--- Written problem ---
Leave every picture out and write out the records below exactly.

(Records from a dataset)
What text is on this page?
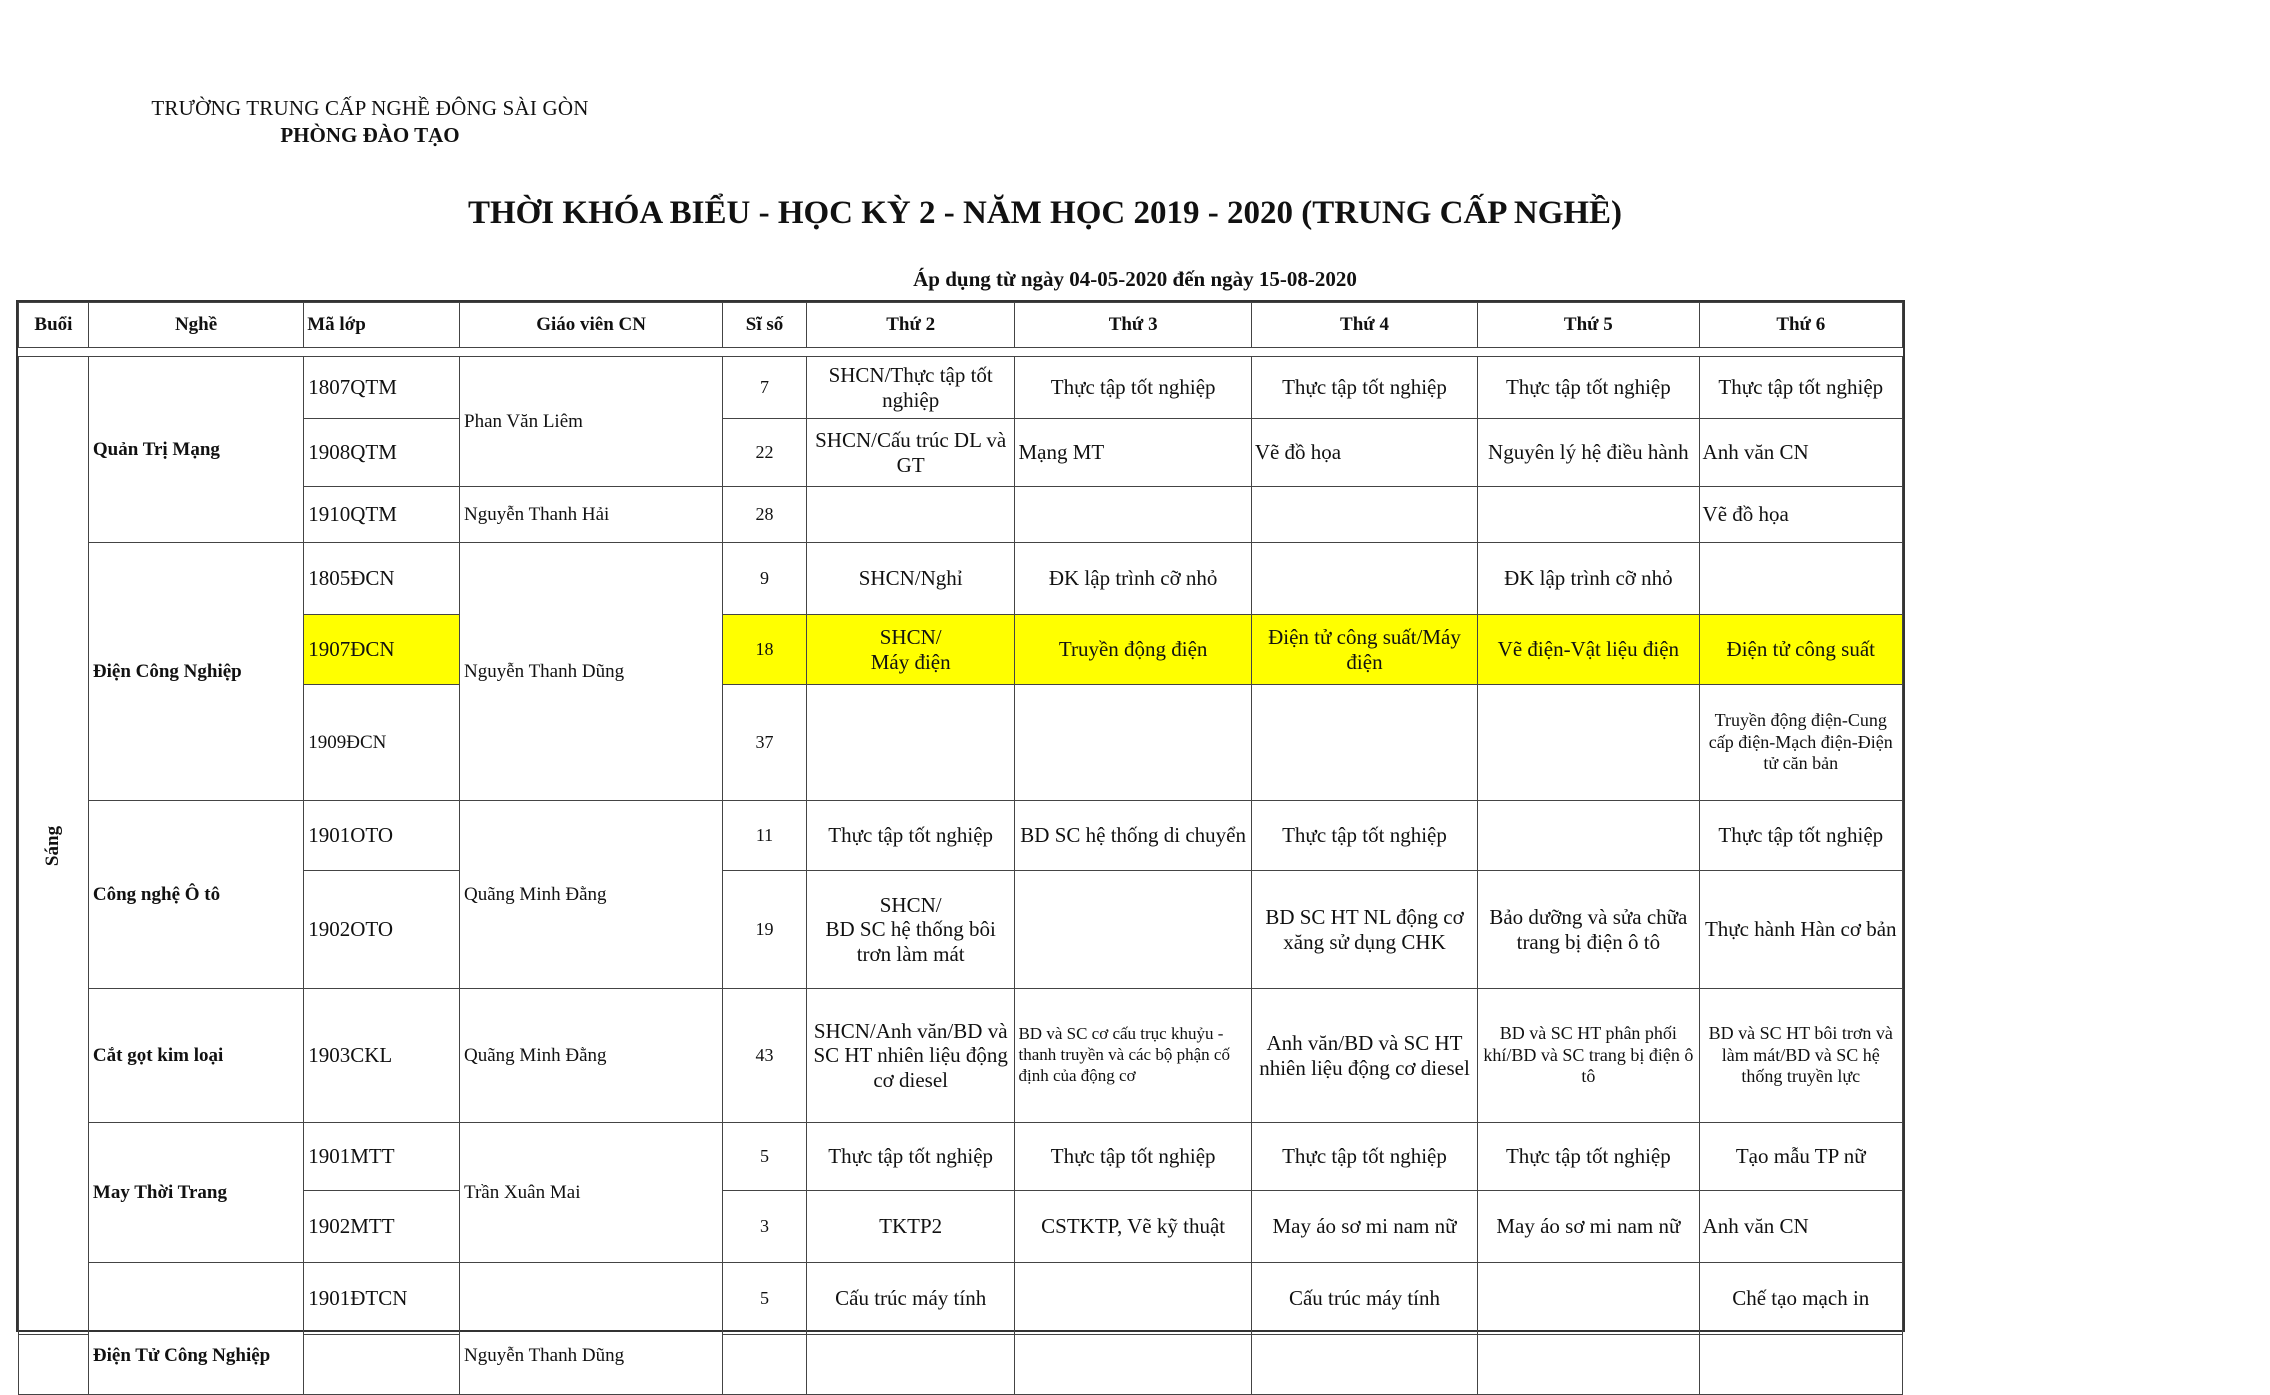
TRƯỜNG TRUNG CẤP NGHỀ ĐÔNG SÀI GÒN
PHÒNG ĐÀO TẠO
THỜI KHÓA BIỂU - HỌC KỲ 2 - NĂM HỌC 2019 - 2020 (TRUNG CẤP NGHỀ)
Áp dụng từ ngày 04-05-2020 đến ngày 15-08-2020
Buổi	Nghề	Mã lớp	Giáo viên CN	Sĩ số	Thứ 2	Thứ 3	Thứ 4	Thứ 5	Thứ 6

Sáng	Quản Trị Mạng	1807QTM	Phan Văn Liêm	7	SHCN/Thực tập tốt nghiệp	Thực tập tốt nghiệp	Thực tập tốt nghiệp	Thực tập tốt nghiệp	Thực tập tốt nghiệp
		1908QTM		22	SHCN/Cấu trúc DL và GT	Mạng MT	Vẽ đồ họa	Nguyên lý hệ điều hành	Anh văn CN
		1910QTM	Nguyễn Thanh Hải	28					Vẽ đồ họa
	Điện Công Nghiệp	1805ĐCN	Nguyễn Thanh Dũng	9	SHCN/Nghỉ	ĐK lập trình cỡ nhỏ		ĐK lập trình cỡ nhỏ	
		1907ĐCN		18	SHCN/
Máy điện	Truyền động điện	Điện tử công suất/Máy điện	Vẽ điện-Vật liệu điện	Điện tử công suất
		1909ĐCN		37					Truyền động điện-Cung cấp điện-Mạch điện-Điện tử căn bản
	Công nghệ Ô tô	1901OTO	Quãng Minh Đằng	11	Thực tập tốt nghiệp	BD SC hệ thống di chuyển	Thực tập tốt nghiệp		Thực tập tốt nghiệp
		1902OTO		19	SHCN/
BD SC hệ thống bôi trơn làm mát		BD SC HT NL động cơ xăng sử dụng CHK	Bảo dưỡng và sửa chữa trang bị điện ô tô	Thực hành Hàn cơ bản
	Cắt gọt kim loại	1903CKL	Quãng Minh Đằng	43	SHCN/Anh văn/BD và SC HT nhiên liệu động cơ diesel	BD và SC cơ cấu trục khuỷu - thanh truyền và các bộ phận cố định của động cơ	Anh văn/BD và SC HT nhiên liệu động cơ diesel	BD và SC HT phân phối khí/BD và SC trang bị điện ô tô	BD và SC HT bôi trơn và làm mát/BD và SC hệ thống truyền lực
	May Thời Trang	1901MTT	Trần Xuân Mai	5	Thực tập tốt nghiệp	Thực tập tốt nghiệp	Thực tập tốt nghiệp	Thực tập tốt nghiệp	Tạo mẫu TP nữ
		1902MTT		3	TKTP2	CSTKTP, Vẽ kỹ thuật	May áo sơ mi nam nữ	May áo sơ mi nam nữ	Anh văn CN
	Điện Tử Công Nghiệp	1901ĐTCN	Nguyễn Thanh Dũng	5	Cấu trúc máy tính		Cấu trúc máy tính		Chế tạo mạch in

--- Task response ---
What text is on this page?
TRƯỜNG TRUNG CẤP NGHỀ ĐÔNG SÀI GÒN
PHÒNG ĐÀO TẠO
THỜI KHÓA BIỂU - HỌC KỲ 2 - NĂM HỌC 2019 - 2020 (TRUNG CẤP NGHỀ)
Áp dụng từ ngày 04-05-2020 đến ngày 15-08-2020
Buổi	Nghề	Mã lớp	Giáo viên CN	Sĩ số	Thứ 2	Thứ 3	Thứ 4	Thứ 5	Thứ 6

Sáng	Quản Trị Mạng	1807QTM	Phan Văn Liêm	7	SHCN/Thực tập tốt nghiệp	Thực tập tốt nghiệp	Thực tập tốt nghiệp	Thực tập tốt nghiệp	Thực tập tốt nghiệp
		1908QTM		22	SHCN/Cấu trúc DL và GT	Mạng MT	Vẽ đồ họa	Nguyên lý hệ điều hành	Anh văn CN
		1910QTM	Nguyễn Thanh Hải	28					Vẽ đồ họa
	Điện Công Nghiệp	1805ĐCN	Nguyễn Thanh Dũng	9	SHCN/Nghỉ	ĐK lập trình cỡ nhỏ		ĐK lập trình cỡ nhỏ	
		1907ĐCN		18	SHCN/
Máy điện	Truyền động điện	Điện tử công suất/Máy điện	Vẽ điện-Vật liệu điện	Điện tử công suất
		1909ĐCN		37					Truyền động điện-Cung cấp điện-Mạch điện-Điện tử căn bản
	Công nghệ Ô tô	1901OTO	Quãng Minh Đằng	11	Thực tập tốt nghiệp	BD SC hệ thống di chuyển	Thực tập tốt nghiệp		Thực tập tốt nghiệp
		1902OTO		19	SHCN/
BD SC hệ thống bôi trơn làm mát		BD SC HT NL động cơ xăng sử dụng CHK	Bảo dưỡng và sửa chữa trang bị điện ô tô	Thực hành Hàn cơ bản
	Cắt gọt kim loại	1903CKL	Quãng Minh Đằng	43	SHCN/Anh văn/BD và SC HT nhiên liệu động cơ diesel	BD và SC cơ cấu trục khuỷu - thanh truyền và các bộ phận cố định của động cơ	Anh văn/BD và SC HT nhiên liệu động cơ diesel	BD và SC HT phân phối khí/BD và SC trang bị điện ô tô	BD và SC HT bôi trơn và làm mát/BD và SC hệ thống truyền lực
	May Thời Trang	1901MTT	Trần Xuân Mai	5	Thực tập tốt nghiệp	Thực tập tốt nghiệp	Thực tập tốt nghiệp	Thực tập tốt nghiệp	Tạo mẫu TP nữ
		1902MTT		3	TKTP2	CSTKTP, Vẽ kỹ thuật	May áo sơ mi nam nữ	May áo sơ mi nam nữ	Anh văn CN
	Điện Tử Công Nghiệp	1901ĐTCN	Nguyễn Thanh Dũng	5	Cấu trúc máy tính		Cấu trúc máy tính		Chế tạo mạch in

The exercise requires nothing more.